**WHAT THE EXERCISE ASKS:**
Output the records. Match them exactly.

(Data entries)
------------------------------------------------------------

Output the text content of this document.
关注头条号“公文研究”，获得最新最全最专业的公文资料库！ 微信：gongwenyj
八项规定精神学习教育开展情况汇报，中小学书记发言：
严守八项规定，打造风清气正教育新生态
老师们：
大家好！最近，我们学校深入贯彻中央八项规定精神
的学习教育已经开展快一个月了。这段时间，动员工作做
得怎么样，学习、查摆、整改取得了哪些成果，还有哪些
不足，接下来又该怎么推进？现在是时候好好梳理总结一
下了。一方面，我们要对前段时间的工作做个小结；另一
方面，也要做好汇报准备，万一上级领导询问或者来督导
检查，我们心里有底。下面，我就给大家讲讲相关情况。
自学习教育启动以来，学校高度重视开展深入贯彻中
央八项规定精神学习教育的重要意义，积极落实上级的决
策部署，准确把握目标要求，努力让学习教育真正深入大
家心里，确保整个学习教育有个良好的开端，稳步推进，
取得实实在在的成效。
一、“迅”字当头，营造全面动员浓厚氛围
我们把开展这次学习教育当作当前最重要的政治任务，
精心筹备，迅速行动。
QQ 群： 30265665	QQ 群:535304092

------------------------------------------------------------

**COMPLETE ANSWER:**
Output the text content of this document.
关注头条号“公文研究”，获得最新最全最专业的公文资料库！ 微信：gongwenyj
八项规定精神学习教育开展情况汇报，中小学书记发言：
严守八项规定，打造风清气正教育新生态
老师们：
大家好！最近，我们学校深入贯彻中央八项规定精神
的学习教育已经开展快一个月了。这段时间，动员工作做
得怎么样，学习、查摆、整改取得了哪些成果，还有哪些
不足，接下来又该怎么推进？现在是时候好好梳理总结一
下了。一方面，我们要对前段时间的工作做个小结；另一
方面，也要做好汇报准备，万一上级领导询问或者来督导
检查，我们心里有底。下面，我就给大家讲讲相关情况。
自学习教育启动以来，学校高度重视开展深入贯彻中
央八项规定精神学习教育的重要意义，积极落实上级的决
策部署，准确把握目标要求，努力让学习教育真正深入大
家心里，确保整个学习教育有个良好的开端，稳步推进，
取得实实在在的成效。
一、“迅”字当头，营造全面动员浓厚氛围
我们把开展这次学习教育当作当前最重要的政治任务，
精心筹备，迅速行动。
QQ 群： 30265665	QQ 群:535304092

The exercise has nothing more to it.